=== Records to use ===

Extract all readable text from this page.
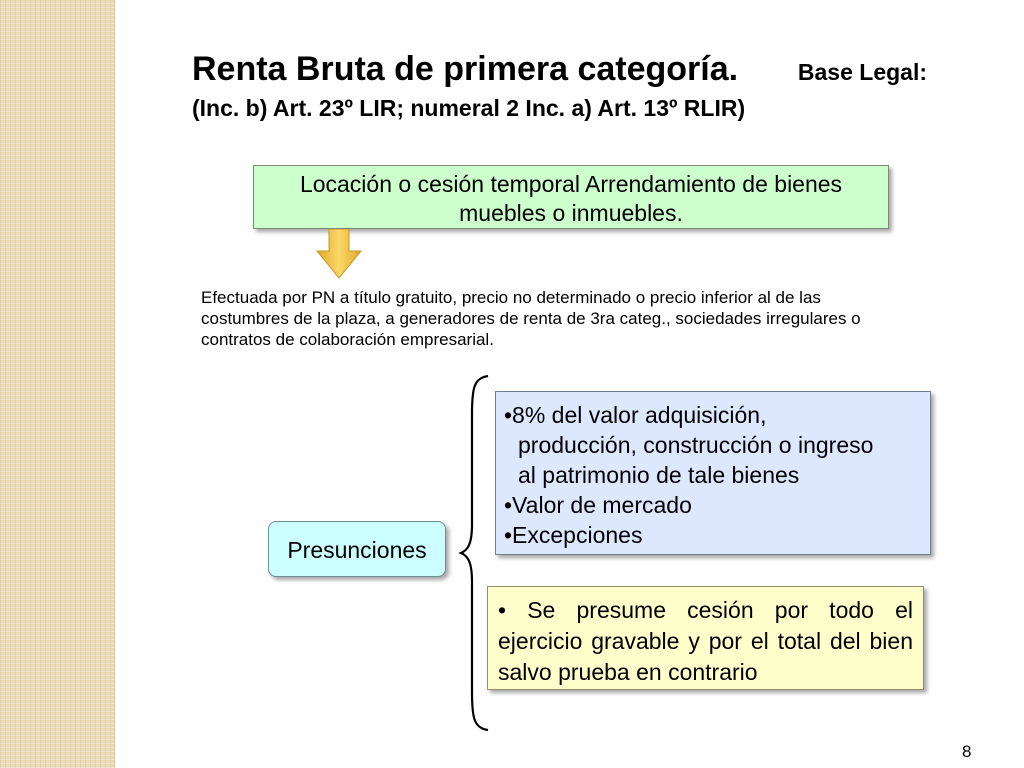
Renta Bruta de primera categoría.	Base Legal:
(Inc. b) Art. 23º LIR; numeral 2 Inc. a) Art. 13º RLIR)
Locación o cesión temporal Arrendamiento de bienes
muebles o inmuebles.
Efectuada por PN a título gratuito, precio no determinado o precio inferior al de las costumbres de la plaza, a generadores de renta de 3ra categ., sociedades irregulares o contratos de colaboración empresarial.
Presunciones
•8% del valor adquisición,
producción, construcción o ingreso
al patrimonio de tale bienes
•Valor de mercado
•Excepciones
• Se presume cesión por todo el ejercicio gravable y por el total del bien salvo prueba en contrario
8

===

Using the material above, return every line exactly as it appears, minus the pictures.

= Task result =
Extract all readable text from this page.
Renta Bruta de primera categoría.	Base Legal:
(Inc. b) Art. 23º LIR; numeral 2 Inc. a) Art. 13º RLIR)
Locación o cesión temporal Arrendamiento de bienes
muebles o inmuebles.
Efectuada por PN a título gratuito, precio no determinado o precio inferior al de las costumbres de la plaza, a generadores de renta de 3ra categ., sociedades irregulares o contratos de colaboración empresarial.
Presunciones
•8% del valor adquisición,
producción, construcción o ingreso
al patrimonio de tale bienes
•Valor de mercado
•Excepciones
• Se presume cesión por todo el ejercicio gravable y por el total del bien salvo prueba en contrario
8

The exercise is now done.